▸ **TASK REQUIREMENTS**
Transcribe the data that follows precisely, omitting nothing.

------ TASK INPUT ------

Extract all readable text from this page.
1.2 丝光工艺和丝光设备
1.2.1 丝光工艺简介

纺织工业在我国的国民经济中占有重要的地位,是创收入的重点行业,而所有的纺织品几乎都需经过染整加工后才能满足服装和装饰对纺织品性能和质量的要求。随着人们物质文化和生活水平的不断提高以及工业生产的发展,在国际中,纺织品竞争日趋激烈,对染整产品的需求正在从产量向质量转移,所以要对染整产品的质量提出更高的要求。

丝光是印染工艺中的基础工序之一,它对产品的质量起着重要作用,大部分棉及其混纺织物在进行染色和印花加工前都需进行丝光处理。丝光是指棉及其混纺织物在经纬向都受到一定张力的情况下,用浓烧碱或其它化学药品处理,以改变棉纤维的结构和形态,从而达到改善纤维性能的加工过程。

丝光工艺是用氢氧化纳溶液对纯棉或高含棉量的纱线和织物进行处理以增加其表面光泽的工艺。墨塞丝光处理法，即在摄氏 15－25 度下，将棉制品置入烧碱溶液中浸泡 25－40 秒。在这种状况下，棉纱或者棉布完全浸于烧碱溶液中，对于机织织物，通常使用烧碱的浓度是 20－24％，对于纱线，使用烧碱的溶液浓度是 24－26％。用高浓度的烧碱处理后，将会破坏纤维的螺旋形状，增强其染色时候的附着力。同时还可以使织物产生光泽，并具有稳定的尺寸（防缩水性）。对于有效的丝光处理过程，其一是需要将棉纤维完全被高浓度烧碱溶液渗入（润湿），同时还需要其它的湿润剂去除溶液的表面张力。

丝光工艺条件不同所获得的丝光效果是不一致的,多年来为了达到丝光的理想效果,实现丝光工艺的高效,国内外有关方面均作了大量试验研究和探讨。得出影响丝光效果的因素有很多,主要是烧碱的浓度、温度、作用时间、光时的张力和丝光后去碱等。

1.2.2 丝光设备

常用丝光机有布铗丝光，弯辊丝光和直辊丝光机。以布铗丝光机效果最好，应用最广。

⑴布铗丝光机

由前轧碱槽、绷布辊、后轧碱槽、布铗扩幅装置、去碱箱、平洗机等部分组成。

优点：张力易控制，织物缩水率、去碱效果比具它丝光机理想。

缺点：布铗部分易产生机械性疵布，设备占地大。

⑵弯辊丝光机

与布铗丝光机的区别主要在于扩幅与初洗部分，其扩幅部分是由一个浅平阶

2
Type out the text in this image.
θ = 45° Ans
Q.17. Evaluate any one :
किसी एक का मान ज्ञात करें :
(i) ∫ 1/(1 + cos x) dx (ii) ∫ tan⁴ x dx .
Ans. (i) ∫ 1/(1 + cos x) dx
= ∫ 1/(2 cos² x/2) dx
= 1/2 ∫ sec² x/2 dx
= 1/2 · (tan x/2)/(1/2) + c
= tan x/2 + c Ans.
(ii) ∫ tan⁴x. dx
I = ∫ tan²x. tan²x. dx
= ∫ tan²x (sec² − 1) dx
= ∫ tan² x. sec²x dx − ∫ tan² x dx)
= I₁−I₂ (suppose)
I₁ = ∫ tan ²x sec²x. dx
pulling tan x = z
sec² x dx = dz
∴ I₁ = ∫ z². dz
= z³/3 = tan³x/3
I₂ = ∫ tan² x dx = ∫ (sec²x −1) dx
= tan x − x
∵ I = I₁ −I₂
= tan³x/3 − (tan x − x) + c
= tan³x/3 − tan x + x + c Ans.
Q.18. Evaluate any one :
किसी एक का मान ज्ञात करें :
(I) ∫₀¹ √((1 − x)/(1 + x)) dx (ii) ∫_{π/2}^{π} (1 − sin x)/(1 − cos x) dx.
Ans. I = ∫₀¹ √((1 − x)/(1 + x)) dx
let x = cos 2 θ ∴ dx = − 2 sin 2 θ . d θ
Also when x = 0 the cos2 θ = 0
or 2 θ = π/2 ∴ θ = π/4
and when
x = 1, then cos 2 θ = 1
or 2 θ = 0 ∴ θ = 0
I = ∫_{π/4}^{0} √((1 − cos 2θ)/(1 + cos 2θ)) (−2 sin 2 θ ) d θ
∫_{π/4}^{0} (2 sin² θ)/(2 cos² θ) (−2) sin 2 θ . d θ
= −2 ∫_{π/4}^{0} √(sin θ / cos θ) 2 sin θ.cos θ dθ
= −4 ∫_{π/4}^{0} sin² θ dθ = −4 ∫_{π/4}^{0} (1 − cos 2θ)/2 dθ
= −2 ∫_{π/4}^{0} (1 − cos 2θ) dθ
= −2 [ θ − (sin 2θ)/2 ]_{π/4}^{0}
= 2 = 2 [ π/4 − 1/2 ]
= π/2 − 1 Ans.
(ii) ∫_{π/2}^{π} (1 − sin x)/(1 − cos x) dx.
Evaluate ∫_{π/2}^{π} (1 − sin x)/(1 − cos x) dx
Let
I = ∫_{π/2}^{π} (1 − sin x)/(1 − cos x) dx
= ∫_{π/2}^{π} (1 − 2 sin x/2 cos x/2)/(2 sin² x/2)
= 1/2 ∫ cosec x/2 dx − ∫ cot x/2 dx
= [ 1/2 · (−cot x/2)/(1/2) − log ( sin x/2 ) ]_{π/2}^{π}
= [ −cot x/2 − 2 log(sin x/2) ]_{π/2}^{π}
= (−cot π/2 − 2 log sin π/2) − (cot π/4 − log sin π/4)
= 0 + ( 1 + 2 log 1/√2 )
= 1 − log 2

------

▸ **REPLY TO THE EXERCISE**
Extract all readable text from this page.
1.2 丝光工艺和丝光设备
1.2.1 丝光工艺简介

纺织工业在我国的国民经济中占有重要的地位,是创收入的重点行业,而所有的纺织品几乎都需经过染整加工后才能满足服装和装饰对纺织品性能和质量的要求。随着人们物质文化和生活水平的不断提高以及工业生产的发展,在国际中,纺织品竞争日趋激烈,对染整产品的需求正在从产量向质量转移,所以要对染整产品的质量提出更高的要求。

丝光是印染工艺中的基础工序之一,它对产品的质量起着重要作用,大部分棉及其混纺织物在进行染色和印花加工前都需进行丝光处理。丝光是指棉及其混纺织物在经纬向都受到一定张力的情况下,用浓烧碱或其它化学药品处理,以改变棉纤维的结构和形态,从而达到改善纤维性能的加工过程。

丝光工艺是用氢氧化纳溶液对纯棉或高含棉量的纱线和织物进行处理以增加其表面光泽的工艺。墨塞丝光处理法，即在摄氏 15－25 度下，将棉制品置入烧碱溶液中浸泡 25－40 秒。在这种状况下，棉纱或者棉布完全浸于烧碱溶液中，对于机织织物，通常使用烧碱的浓度是 20－24％，对于纱线，使用烧碱的溶液浓度是 24－26％。用高浓度的烧碱处理后，将会破坏纤维的螺旋形状，增强其染色时候的附着力。同时还可以使织物产生光泽，并具有稳定的尺寸（防缩水性）。对于有效的丝光处理过程，其一是需要将棉纤维完全被高浓度烧碱溶液渗入（润湿），同时还需要其它的湿润剂去除溶液的表面张力。

丝光工艺条件不同所获得的丝光效果是不一致的,多年来为了达到丝光的理想效果,实现丝光工艺的高效,国内外有关方面均作了大量试验研究和探讨。得出影响丝光效果的因素有很多,主要是烧碱的浓度、温度、作用时间、光时的张力和丝光后去碱等。

1.2.2 丝光设备

常用丝光机有布铗丝光，弯辊丝光和直辊丝光机。以布铗丝光机效果最好，应用最广。

⑴布铗丝光机

由前轧碱槽、绷布辊、后轧碱槽、布铗扩幅装置、去碱箱、平洗机等部分组成。

优点：张力易控制，织物缩水率、去碱效果比具它丝光机理想。

缺点：布铗部分易产生机械性疵布，设备占地大。

⑵弯辊丝光机

与布铗丝光机的区别主要在于扩幅与初洗部分，其扩幅部分是由一个浅平阶

2
Type out the text in this image.
θ = 45° Ans
Q.17. Evaluate any one :
किसी एक का मान ज्ञात करें :
(i) ∫ 1/(1 + cos x) dx (ii) ∫ tan⁴ x dx .
Ans. (i) ∫ 1/(1 + cos x) dx
= ∫ 1/(2 cos² x/2) dx
= 1/2 ∫ sec² x/2 dx
= 1/2 · (tan x/2)/(1/2) + c
= tan x/2 + c Ans.
(ii) ∫ tan⁴x. dx
I = ∫ tan²x. tan²x. dx
= ∫ tan²x (sec² − 1) dx
= ∫ tan² x. sec²x dx − ∫ tan² x dx)
= I₁−I₂ (suppose)
I₁ = ∫ tan ²x sec²x. dx
pulling tan x = z
sec² x dx = dz
∴ I₁ = ∫ z². dz
= z³/3 = tan³x/3
I₂ = ∫ tan² x dx = ∫ (sec²x −1) dx
= tan x − x
∵ I = I₁ −I₂
= tan³x/3 − (tan x − x) + c
= tan³x/3 − tan x + x + c Ans.
Q.18. Evaluate any one :
किसी एक का मान ज्ञात करें :
(I) ∫₀¹ √((1 − x)/(1 + x)) dx (ii) ∫_{π/2}^{π} (1 − sin x)/(1 − cos x) dx.
Ans. I = ∫₀¹ √((1 − x)/(1 + x)) dx
let x = cos 2 θ ∴ dx = − 2 sin 2 θ . d θ
Also when x = 0 the cos2 θ = 0
or 2 θ = π/2 ∴ θ = π/4
and when
x = 1, then cos 2 θ = 1
or 2 θ = 0 ∴ θ = 0
I = ∫_{π/4}^{0} √((1 − cos 2θ)/(1 + cos 2θ)) (−2 sin 2 θ ) d θ
∫_{π/4}^{0} (2 sin² θ)/(2 cos² θ) (−2) sin 2 θ . d θ
= −2 ∫_{π/4}^{0} √(sin θ / cos θ) 2 sin θ.cos θ dθ
= −4 ∫_{π/4}^{0} sin² θ dθ = −4 ∫_{π/4}^{0} (1 − cos 2θ)/2 dθ
= −2 ∫_{π/4}^{0} (1 − cos 2θ) dθ
= −2 [ θ − (sin 2θ)/2 ]_{π/4}^{0}
= 2 = 2 [ π/4 − 1/2 ]
= π/2 − 1 Ans.
(ii) ∫_{π/2}^{π} (1 − sin x)/(1 − cos x) dx.
Evaluate ∫_{π/2}^{π} (1 − sin x)/(1 − cos x) dx
Let
I = ∫_{π/2}^{π} (1 − sin x)/(1 − cos x) dx
= ∫_{π/2}^{π} (1 − 2 sin x/2 cos x/2)/(2 sin² x/2)
= 1/2 ∫ cosec x/2 dx − ∫ cot x/2 dx
= [ 1/2 · (−cot x/2)/(1/2) − log ( sin x/2 ) ]_{π/2}^{π}
= [ −cot x/2 − 2 log(sin x/2) ]_{π/2}^{π}
= (−cot π/2 − 2 log sin π/2) − (cot π/4 − log sin π/4)
= 0 + ( 1 + 2 log 1/√2 )
= 1 − log 2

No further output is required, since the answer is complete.